* The problem
Every line containing the word "document" needs to be found and copied.

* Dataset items
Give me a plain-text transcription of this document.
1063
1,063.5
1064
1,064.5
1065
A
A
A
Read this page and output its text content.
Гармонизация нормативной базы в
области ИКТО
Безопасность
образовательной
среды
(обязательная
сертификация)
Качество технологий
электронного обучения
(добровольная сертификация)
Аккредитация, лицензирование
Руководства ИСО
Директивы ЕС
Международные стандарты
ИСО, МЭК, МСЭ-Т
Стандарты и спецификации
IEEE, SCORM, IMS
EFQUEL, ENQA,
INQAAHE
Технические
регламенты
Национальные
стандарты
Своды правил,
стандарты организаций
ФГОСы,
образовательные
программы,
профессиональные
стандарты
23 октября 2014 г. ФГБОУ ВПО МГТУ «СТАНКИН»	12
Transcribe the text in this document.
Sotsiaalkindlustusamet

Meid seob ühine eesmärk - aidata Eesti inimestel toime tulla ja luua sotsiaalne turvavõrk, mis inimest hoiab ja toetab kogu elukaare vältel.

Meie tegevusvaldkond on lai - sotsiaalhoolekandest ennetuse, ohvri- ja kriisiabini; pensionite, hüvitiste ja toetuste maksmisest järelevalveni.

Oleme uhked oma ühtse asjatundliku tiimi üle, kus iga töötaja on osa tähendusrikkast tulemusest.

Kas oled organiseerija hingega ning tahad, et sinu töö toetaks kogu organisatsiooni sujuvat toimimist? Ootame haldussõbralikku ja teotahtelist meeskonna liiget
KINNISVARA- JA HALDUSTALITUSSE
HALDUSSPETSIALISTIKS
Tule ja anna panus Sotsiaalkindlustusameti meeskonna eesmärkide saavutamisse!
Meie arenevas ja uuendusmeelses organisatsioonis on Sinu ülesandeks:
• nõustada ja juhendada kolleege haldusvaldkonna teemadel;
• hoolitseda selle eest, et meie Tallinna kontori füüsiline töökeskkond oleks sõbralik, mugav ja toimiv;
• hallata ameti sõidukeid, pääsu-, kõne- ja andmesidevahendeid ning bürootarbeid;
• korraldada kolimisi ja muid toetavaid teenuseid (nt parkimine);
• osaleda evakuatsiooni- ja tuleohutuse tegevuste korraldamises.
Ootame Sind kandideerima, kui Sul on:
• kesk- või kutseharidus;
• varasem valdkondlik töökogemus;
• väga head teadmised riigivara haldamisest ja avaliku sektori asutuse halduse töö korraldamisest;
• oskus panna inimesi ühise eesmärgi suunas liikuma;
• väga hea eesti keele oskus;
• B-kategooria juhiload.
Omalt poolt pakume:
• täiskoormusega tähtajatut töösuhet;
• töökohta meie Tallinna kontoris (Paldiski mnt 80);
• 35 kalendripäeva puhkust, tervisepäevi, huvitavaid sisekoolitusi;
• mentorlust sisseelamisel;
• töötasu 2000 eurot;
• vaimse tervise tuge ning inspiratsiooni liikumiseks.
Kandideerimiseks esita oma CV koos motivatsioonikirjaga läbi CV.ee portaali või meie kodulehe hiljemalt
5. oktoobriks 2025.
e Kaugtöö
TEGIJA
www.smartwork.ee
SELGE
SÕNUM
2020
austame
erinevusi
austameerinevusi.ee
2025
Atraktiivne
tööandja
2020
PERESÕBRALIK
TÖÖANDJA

* Task output
Give me a plain-text transcription of this document.
Transcribe the text in this document.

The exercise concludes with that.